*Exercise description:* Repeat verbatim each line from the line with "Convert this document image to plain text." to the end of the entries. Pictures do not belong in the copy.

*The records:*
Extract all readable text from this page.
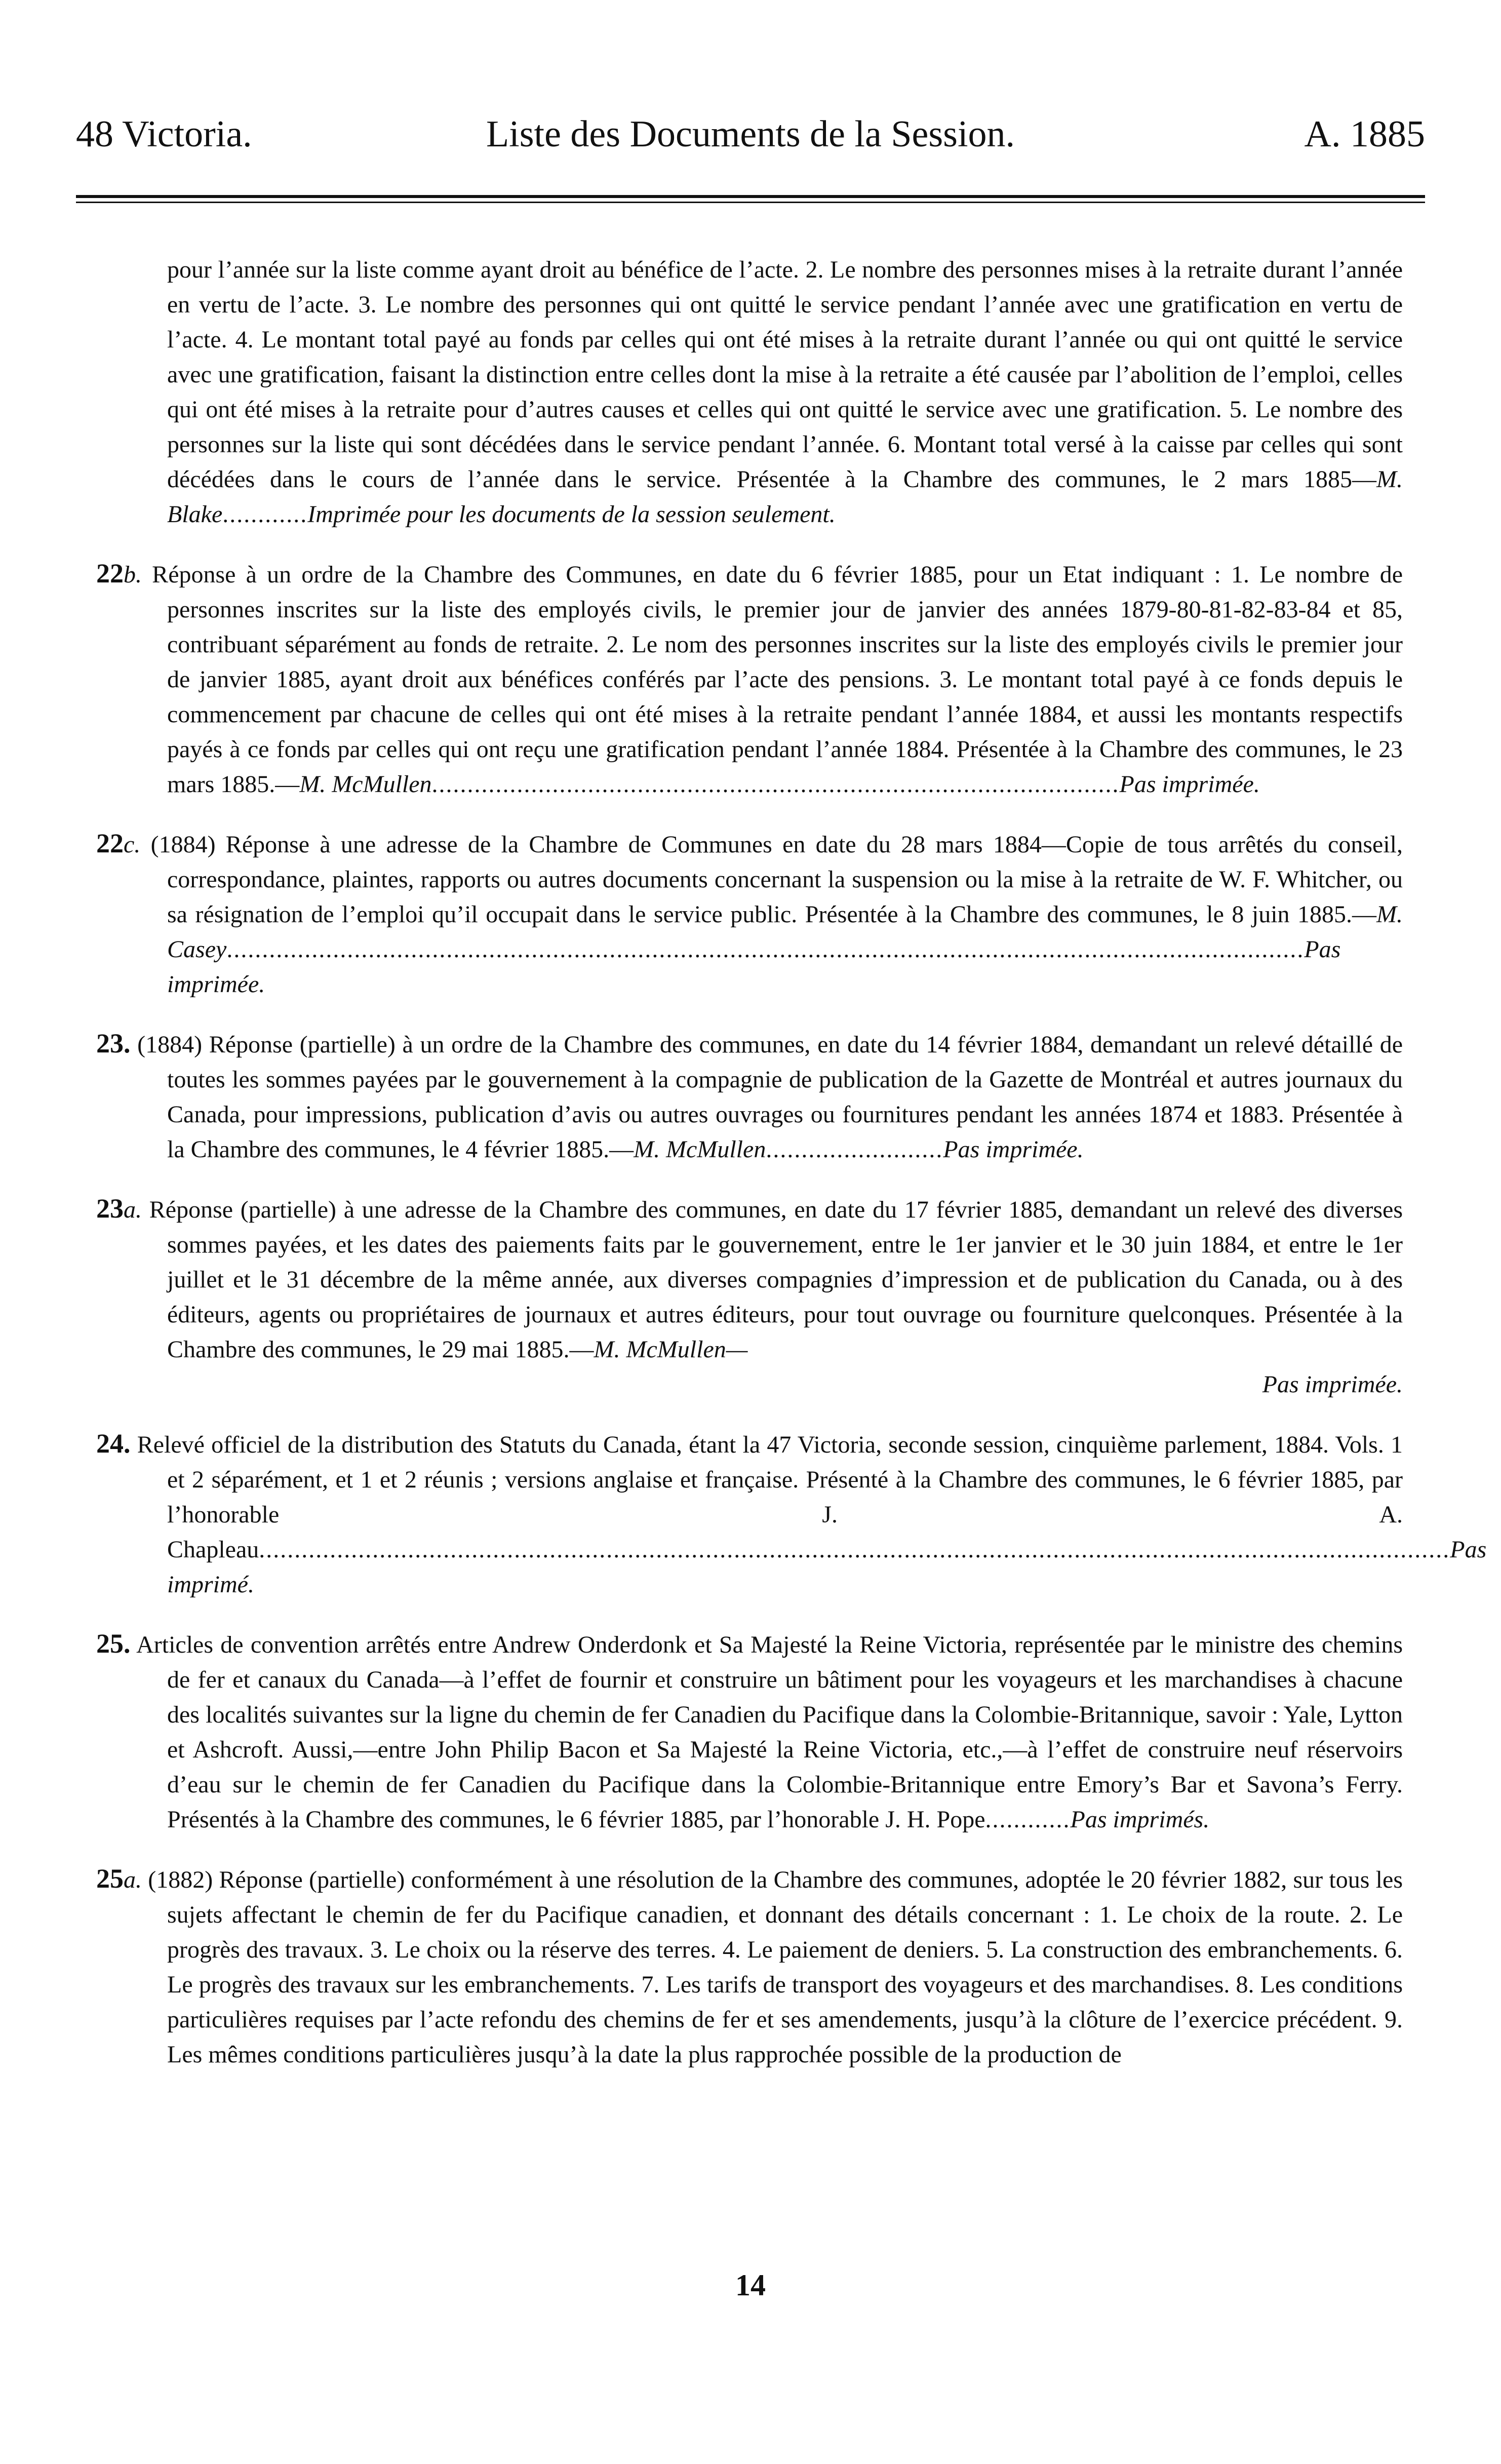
48 Victoria.	Liste des Documents de la Session.	A. 1885

pour l’année sur la liste comme ayant droit au bénéfice de l’acte. 2. Le nombre des personnes mises à la retraite durant l’année en vertu de l’acte. 3. Le nombre des personnes qui ont quitté le service pendant l’année avec une gratification en vertu de l’acte. 4. Le montant total payé au fonds par celles qui ont été mises à la retraite durant l’année ou qui ont quitté le service avec une gratification, faisant la distinction entre celles dont la mise à la retraite a été causée par l’abolition de l’emploi, celles qui ont été mises à la retraite pour d’autres causes et celles qui ont quitté le service avec une gratification. 5. Le nombre des personnes sur la liste qui sont décédées dans le service pendant l’année. 6. Montant total versé à la caisse par celles qui sont décédées dans le cours de l’année dans le service. Présentée à la Chambre des communes, le 2 mars 1885—M. Blake............Imprimée pour les documents de la session seulement.

22b. Réponse à un ordre de la Chambre des Communes, en date du 6 février 1885, pour un Etat indiquant : 1. Le nombre de personnes inscrites sur la liste des employés civils, le premier jour de janvier des années 1879-80-81-82-83-84 et 85, contribuant séparément au fonds de retraite. 2. Le nom des personnes inscrites sur la liste des employés civils le premier jour de janvier 1885, ayant droit aux bénéfices conférés par l’acte des pensions. 3. Le montant total payé à ce fonds depuis le commencement par chacune de celles qui ont été mises à la retraite pendant l’année 1884, et aussi les montants respectifs payés à ce fonds par celles qui ont reçu une gratification pendant l’année 1884. Présentée à la Chambre des communes, le 23 mars 1885.—M. McMullen.................................................................................................Pas imprimée.

22c. (1884) Réponse à une adresse de la Chambre de Communes en date du 28 mars 1884—Copie de tous arrêtés du conseil, correspondance, plaintes, rapports ou autres documents concernant la suspension ou la mise à la retraite de W. F. Whitcher, ou sa résignation de l’emploi qu’il occupait dans le service public. Présentée à la Chambre des communes, le 8 juin 1885.—M. Casey........................................................................................................................................................Pas imprimée.

23. (1884) Réponse (partielle) à un ordre de la Chambre des communes, en date du 14 février 1884, demandant un relevé détaillé de toutes les sommes payées par le gouvernement à la compagnie de publication de la Gazette de Montréal et autres journaux du Canada, pour impressions, publication d’avis ou autres ouvrages ou fournitures pendant les années 1874 et 1883. Présentée à la Chambre des communes, le 4 février 1885.—M. McMullen.........................Pas imprimée.

23a. Réponse (partielle) à une adresse de la Chambre des communes, en date du 17 février 1885, demandant un relevé des diverses sommes payées, et les dates des paiements faits par le gouvernement, entre le 1er janvier et le 30 juin 1884, et entre le 1er juillet et le 31 décembre de la même année, aux diverses compagnies d’impression et de publication du Canada, ou à des éditeurs, agents ou propriétaires de journaux et autres éditeurs, pour tout ouvrage ou fourniture quelconques. Présentée à la Chambre des communes, le 29 mai 1885.—M. McMullen—
Pas imprimée.

24. Relevé officiel de la distribution des Statuts du Canada, étant la 47 Victoria, seconde session, cinquième parlement, 1884. Vols. 1 et 2 séparément, et 1 et 2 réunis ; versions anglaise et française. Présenté à la Chambre des communes, le 6 février 1885, par l’honorable J. A. Chapleau........................................................................................................................................................................Pas imprimé.

25. Articles de convention arrêtés entre Andrew Onderdonk et Sa Majesté la Reine Victoria, représentée par le ministre des chemins de fer et canaux du Canada—à l’effet de fournir et construire un bâtiment pour les voyageurs et les marchandises à chacune des localités suivantes sur la ligne du chemin de fer Canadien du Pacifique dans la Colombie-Britannique, savoir : Yale, Lytton et Ashcroft. Aussi,—entre John Philip Bacon et Sa Majesté la Reine Victoria, etc.,—à l’effet de construire neuf réservoirs d’eau sur le chemin de fer Canadien du Pacifique dans la Colombie-Britannique entre Emory’s Bar et Savona’s Ferry. Présentés à la Chambre des communes, le 6 février 1885, par l’honorable J. H. Pope............Pas imprimés.

25a. (1882) Réponse (partielle) conformément à une résolution de la Chambre des communes, adoptée le 20 février 1882, sur tous les sujets affectant le chemin de fer du Pacifique canadien, et donnant des détails concernant : 1. Le choix de la route. 2. Le progrès des travaux. 3. Le choix ou la réserve des terres. 4. Le paiement de deniers. 5. La construction des embranchements. 6. Le progrès des travaux sur les embranchements. 7. Les tarifs de transport des voyageurs et des marchandises. 8. Les conditions particulières requises par l’acte refondu des chemins de fer et ses amendements, jusqu’à la clôture de l’exercice précédent. 9. Les mêmes conditions particulières jusqu’à la date la plus rapprochée possible de la production de

14
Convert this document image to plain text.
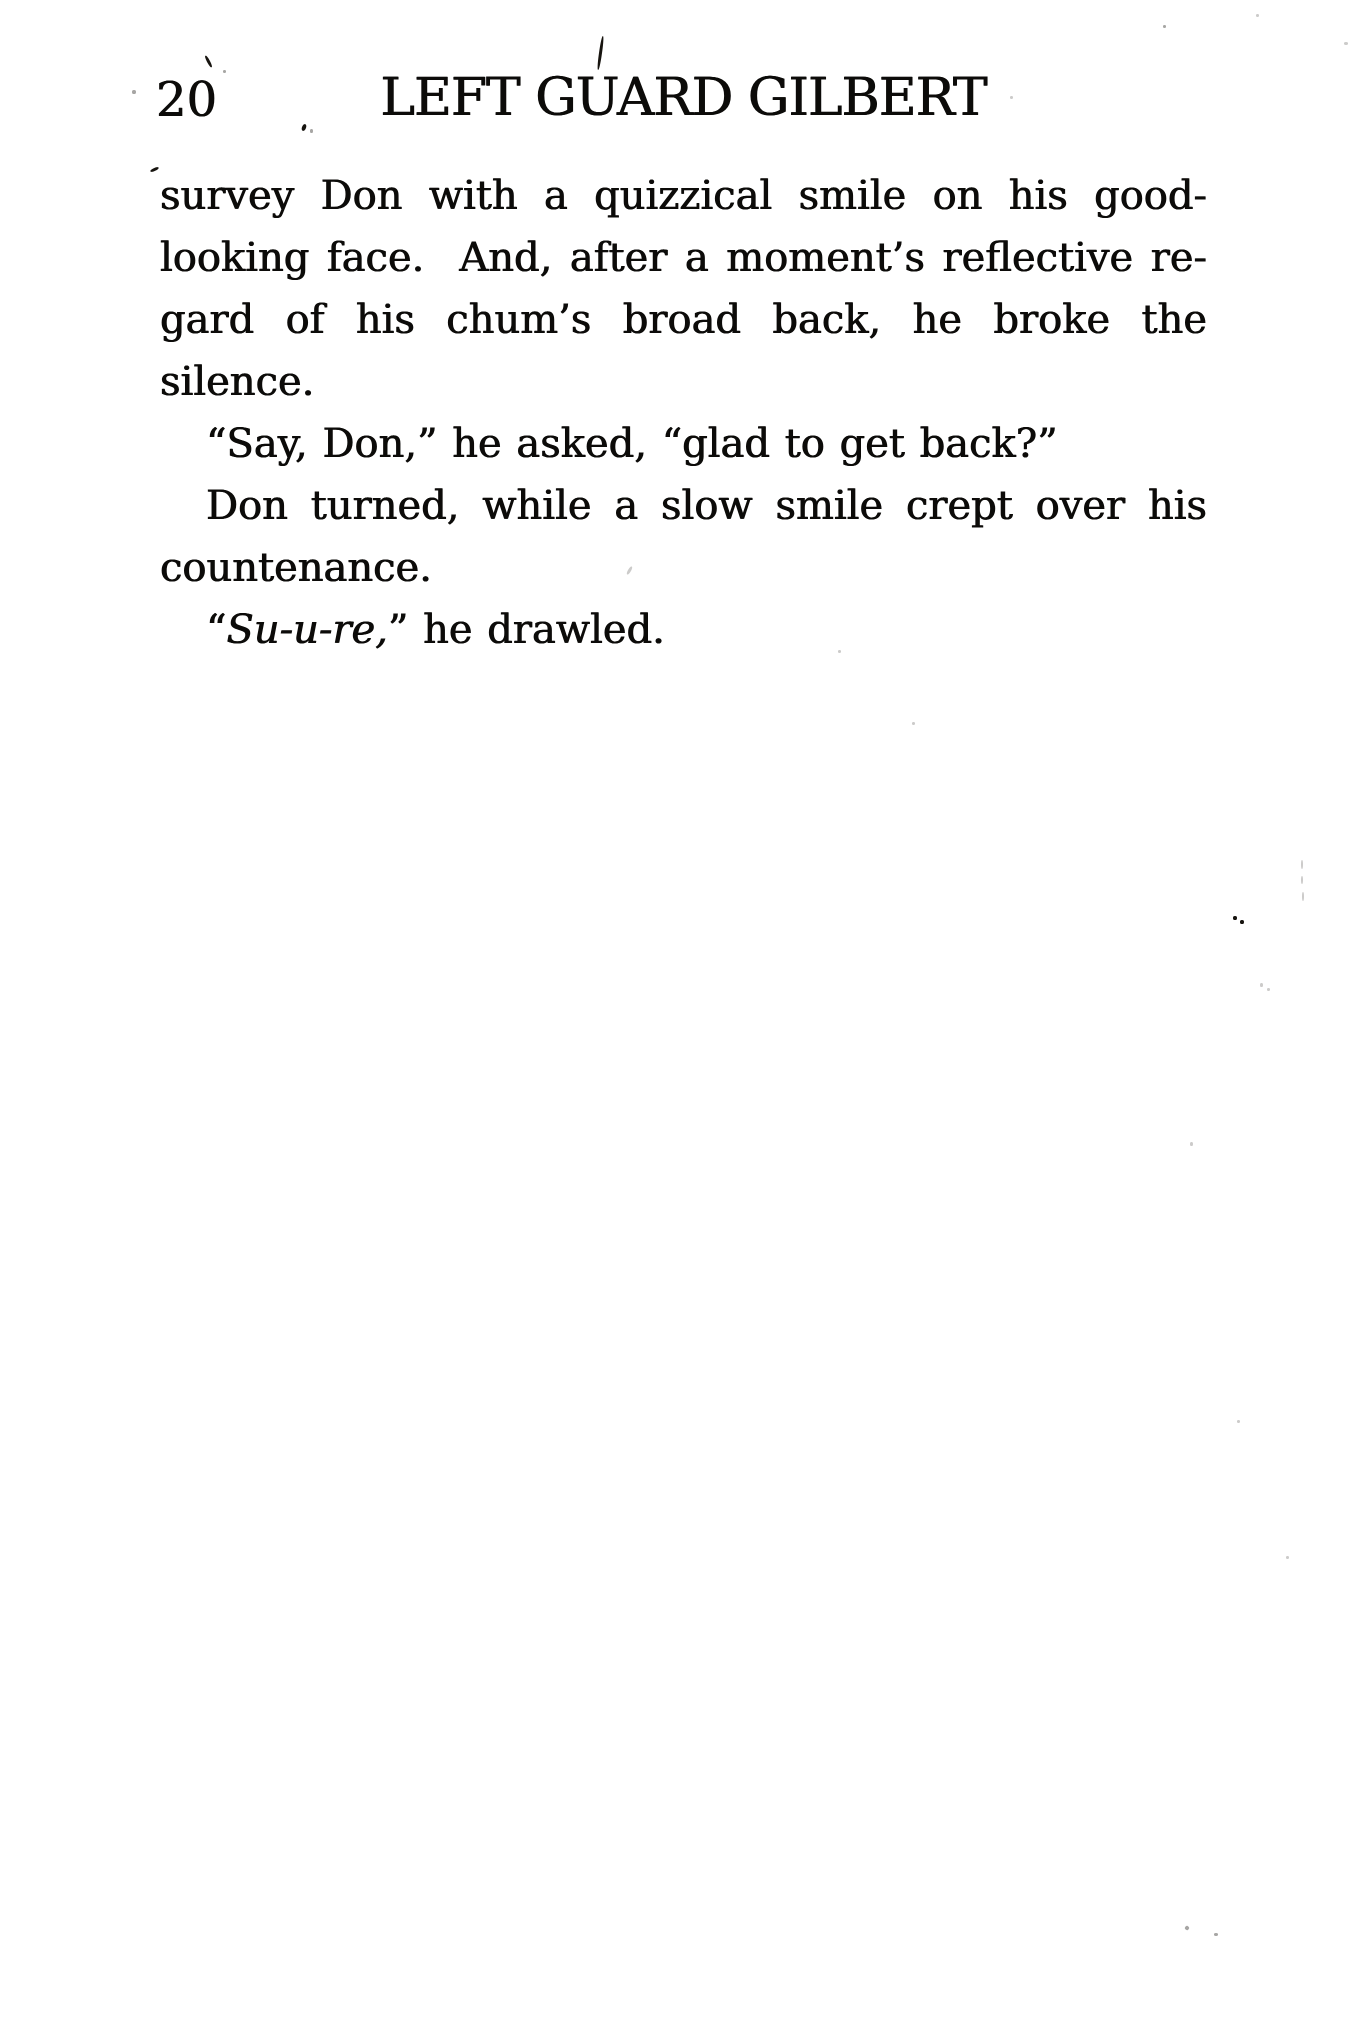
20	LEFT GUARD GILBERT
survey Don with a quizzical smile on his good-
looking face.  And, after a moment’s reflective re-
gard of his chum’s broad back, he broke the
silence.
“Say, Don,” he asked, “glad to get back?”
Don turned, while a slow smile crept over his
countenance.
“Su-u-re,” he drawled.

*Answer to the task:*
Convert this document image to plain text.
20	LEFT GUARD GILBERT
survey Don with a quizzical smile on his good-
looking face.  And, after a moment’s reflective re-
gard of his chum’s broad back, he broke the
silence.
“Say, Don,” he asked, “glad to get back?”
Don turned, while a slow smile crept over his
countenance.
“Su-u-re,” he drawled.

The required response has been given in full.